## WHAT THE TASK ASKS
Could you filter the records below and return each line that holds "Relative"?
===== DATA FOR REVIEW
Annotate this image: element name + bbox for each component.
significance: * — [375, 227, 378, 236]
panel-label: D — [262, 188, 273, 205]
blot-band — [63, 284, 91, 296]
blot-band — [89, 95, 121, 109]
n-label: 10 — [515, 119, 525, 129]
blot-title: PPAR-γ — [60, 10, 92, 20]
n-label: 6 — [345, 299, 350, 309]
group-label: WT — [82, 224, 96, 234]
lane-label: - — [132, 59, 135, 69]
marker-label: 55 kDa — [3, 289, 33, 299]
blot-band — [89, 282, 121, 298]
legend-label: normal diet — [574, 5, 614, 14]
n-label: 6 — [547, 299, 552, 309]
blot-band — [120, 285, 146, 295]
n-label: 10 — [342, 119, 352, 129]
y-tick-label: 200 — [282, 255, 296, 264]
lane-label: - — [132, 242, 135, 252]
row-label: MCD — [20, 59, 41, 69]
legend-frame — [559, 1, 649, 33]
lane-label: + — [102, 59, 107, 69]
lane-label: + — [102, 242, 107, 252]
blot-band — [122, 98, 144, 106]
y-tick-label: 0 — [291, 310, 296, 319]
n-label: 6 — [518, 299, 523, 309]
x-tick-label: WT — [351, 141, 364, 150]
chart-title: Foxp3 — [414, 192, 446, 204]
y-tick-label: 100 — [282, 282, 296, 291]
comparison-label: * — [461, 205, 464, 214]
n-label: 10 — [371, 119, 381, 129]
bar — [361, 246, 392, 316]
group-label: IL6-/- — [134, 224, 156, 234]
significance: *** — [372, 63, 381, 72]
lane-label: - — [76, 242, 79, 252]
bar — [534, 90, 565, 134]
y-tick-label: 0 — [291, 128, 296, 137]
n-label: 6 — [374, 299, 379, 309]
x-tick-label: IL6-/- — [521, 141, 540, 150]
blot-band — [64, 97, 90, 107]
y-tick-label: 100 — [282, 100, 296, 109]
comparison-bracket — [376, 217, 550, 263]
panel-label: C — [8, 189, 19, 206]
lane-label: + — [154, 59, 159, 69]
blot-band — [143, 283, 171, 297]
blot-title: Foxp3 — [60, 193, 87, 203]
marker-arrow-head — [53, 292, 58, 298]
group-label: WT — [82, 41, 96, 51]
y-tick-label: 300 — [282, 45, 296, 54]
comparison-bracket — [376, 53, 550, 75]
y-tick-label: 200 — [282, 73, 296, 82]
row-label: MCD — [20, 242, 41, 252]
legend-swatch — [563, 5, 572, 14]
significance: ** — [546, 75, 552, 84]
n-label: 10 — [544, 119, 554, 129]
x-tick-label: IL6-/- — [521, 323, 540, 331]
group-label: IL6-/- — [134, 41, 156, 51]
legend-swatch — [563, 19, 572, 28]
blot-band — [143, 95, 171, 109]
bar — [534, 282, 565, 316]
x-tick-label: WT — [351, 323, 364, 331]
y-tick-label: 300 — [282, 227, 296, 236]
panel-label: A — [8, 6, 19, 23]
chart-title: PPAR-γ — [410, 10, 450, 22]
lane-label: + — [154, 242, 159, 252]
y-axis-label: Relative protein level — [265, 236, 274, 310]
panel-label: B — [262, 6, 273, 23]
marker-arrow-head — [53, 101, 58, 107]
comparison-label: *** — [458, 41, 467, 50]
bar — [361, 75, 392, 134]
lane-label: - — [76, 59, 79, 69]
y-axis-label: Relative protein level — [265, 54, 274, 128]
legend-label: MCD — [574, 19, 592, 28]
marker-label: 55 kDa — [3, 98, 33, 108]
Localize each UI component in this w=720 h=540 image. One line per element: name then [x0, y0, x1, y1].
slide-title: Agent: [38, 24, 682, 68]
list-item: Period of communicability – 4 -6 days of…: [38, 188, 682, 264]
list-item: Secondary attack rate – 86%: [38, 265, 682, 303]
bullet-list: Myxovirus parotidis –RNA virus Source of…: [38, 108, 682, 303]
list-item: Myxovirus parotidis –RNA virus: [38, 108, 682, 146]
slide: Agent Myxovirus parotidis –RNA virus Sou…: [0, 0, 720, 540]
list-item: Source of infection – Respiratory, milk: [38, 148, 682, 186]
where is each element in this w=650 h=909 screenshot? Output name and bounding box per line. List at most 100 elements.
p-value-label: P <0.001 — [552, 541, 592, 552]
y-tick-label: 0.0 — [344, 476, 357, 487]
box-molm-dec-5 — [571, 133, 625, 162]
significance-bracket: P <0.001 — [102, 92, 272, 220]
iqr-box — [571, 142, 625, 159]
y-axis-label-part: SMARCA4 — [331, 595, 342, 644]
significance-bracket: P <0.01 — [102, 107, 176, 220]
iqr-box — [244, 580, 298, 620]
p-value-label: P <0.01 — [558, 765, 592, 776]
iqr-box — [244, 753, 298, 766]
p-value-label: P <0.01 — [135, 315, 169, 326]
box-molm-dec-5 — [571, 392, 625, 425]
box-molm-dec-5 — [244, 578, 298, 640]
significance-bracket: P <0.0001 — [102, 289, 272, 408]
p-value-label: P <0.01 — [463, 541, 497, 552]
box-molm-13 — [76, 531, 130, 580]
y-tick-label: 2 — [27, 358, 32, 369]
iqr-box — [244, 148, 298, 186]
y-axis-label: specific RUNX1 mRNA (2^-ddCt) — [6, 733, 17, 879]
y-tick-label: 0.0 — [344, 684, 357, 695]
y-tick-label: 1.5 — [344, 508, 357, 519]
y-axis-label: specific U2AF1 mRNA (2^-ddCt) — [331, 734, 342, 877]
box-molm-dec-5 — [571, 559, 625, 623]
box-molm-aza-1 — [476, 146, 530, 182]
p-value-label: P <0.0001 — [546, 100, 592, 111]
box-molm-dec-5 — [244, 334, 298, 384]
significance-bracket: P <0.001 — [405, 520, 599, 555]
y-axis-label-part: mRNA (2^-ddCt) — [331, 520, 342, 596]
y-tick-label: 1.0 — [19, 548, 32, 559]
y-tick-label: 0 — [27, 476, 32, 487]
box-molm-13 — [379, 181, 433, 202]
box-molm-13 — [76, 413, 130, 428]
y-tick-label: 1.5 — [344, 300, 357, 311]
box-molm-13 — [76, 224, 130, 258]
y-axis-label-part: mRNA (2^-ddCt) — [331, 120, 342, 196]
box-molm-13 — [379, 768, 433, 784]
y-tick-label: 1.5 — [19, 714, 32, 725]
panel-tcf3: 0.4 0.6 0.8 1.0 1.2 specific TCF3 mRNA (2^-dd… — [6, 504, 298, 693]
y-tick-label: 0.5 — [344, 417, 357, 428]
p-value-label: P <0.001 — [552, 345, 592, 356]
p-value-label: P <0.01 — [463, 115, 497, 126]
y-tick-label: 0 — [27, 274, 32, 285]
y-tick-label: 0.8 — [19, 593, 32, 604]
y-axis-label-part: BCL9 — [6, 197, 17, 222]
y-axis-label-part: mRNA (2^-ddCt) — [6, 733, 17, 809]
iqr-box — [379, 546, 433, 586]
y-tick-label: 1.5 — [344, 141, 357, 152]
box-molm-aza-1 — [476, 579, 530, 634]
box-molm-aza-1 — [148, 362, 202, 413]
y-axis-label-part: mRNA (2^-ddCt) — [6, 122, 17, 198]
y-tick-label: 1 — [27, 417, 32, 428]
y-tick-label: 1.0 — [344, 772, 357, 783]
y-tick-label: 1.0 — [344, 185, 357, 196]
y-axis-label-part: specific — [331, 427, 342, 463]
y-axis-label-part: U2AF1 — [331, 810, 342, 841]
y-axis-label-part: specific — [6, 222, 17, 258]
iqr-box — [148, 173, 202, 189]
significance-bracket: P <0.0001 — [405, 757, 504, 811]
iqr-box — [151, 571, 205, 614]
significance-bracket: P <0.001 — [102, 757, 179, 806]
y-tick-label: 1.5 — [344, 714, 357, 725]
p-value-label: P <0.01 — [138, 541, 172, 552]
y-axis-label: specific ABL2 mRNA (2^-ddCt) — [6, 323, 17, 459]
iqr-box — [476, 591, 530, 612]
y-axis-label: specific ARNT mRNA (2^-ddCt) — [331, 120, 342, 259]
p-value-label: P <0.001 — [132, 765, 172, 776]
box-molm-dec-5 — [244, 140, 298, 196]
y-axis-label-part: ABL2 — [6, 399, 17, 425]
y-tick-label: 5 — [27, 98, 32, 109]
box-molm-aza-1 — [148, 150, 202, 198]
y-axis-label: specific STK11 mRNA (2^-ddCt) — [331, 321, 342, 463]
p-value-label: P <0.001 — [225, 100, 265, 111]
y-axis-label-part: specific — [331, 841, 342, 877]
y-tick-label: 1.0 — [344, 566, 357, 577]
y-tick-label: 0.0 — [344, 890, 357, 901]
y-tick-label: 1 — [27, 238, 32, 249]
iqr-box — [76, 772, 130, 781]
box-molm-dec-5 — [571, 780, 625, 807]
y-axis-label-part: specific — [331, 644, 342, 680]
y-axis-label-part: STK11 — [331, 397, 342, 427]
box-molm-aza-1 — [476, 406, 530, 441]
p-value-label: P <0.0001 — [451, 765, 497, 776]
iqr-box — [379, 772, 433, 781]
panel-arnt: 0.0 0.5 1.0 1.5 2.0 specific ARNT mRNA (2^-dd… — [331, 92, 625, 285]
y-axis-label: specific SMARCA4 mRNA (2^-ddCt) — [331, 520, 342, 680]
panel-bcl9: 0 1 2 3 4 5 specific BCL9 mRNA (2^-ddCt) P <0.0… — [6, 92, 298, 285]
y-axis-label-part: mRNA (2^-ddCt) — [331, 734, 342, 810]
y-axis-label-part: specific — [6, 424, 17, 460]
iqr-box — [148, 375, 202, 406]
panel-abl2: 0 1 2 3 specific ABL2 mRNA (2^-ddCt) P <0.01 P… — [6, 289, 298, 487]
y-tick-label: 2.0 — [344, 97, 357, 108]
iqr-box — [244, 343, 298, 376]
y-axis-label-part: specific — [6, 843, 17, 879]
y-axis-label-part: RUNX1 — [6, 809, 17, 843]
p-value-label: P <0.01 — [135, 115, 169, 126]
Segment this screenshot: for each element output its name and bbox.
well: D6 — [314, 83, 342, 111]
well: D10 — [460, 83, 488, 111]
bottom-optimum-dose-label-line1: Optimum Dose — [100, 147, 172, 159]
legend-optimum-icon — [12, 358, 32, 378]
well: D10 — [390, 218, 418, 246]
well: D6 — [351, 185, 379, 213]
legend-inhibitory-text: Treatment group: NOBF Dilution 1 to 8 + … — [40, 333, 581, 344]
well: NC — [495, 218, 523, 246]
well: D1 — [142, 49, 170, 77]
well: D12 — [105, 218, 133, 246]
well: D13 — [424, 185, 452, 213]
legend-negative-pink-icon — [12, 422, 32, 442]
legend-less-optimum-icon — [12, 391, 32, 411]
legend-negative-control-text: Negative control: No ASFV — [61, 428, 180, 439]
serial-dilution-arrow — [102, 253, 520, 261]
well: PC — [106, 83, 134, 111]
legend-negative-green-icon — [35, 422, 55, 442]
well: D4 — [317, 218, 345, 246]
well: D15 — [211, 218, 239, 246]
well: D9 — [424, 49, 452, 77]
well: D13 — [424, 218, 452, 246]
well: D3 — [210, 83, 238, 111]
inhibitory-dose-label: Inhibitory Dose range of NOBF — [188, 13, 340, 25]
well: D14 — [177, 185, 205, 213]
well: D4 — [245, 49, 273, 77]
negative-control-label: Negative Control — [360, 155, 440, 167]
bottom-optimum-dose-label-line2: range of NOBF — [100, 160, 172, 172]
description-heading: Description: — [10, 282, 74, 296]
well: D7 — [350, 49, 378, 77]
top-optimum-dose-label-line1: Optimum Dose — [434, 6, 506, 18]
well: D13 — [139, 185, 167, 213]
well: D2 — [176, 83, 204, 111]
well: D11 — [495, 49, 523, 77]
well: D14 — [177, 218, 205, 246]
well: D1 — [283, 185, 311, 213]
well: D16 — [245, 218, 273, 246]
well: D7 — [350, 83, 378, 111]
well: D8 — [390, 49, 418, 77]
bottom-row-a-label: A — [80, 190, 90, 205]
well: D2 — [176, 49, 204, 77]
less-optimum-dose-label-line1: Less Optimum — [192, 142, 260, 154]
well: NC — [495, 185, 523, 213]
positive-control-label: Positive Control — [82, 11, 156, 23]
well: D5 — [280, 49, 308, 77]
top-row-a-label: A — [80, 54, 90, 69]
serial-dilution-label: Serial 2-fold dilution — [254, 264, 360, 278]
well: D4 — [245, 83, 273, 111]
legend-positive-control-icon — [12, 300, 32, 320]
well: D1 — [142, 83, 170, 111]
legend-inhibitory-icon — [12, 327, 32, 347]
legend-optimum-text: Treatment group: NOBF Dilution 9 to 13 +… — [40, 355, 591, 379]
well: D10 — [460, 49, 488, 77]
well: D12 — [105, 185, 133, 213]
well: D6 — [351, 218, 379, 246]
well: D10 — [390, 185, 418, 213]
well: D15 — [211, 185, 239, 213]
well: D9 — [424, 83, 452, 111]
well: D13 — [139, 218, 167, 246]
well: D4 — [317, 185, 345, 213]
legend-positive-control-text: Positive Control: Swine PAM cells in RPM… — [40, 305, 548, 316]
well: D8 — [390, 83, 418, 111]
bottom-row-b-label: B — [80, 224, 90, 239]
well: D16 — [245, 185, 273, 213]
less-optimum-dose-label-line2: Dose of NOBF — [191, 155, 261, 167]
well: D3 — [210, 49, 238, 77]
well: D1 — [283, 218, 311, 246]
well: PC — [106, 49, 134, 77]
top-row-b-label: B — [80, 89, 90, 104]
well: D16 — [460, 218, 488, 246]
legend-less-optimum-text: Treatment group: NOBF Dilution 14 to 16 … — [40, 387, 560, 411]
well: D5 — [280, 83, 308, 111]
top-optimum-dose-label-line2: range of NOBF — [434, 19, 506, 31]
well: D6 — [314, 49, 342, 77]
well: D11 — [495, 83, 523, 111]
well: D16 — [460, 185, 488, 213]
==========
## ANSWER FOR THE TASK
y-axis-label: Relative protein level — [265, 236, 274, 310]
y-axis-label: Relative protein level — [265, 54, 274, 128]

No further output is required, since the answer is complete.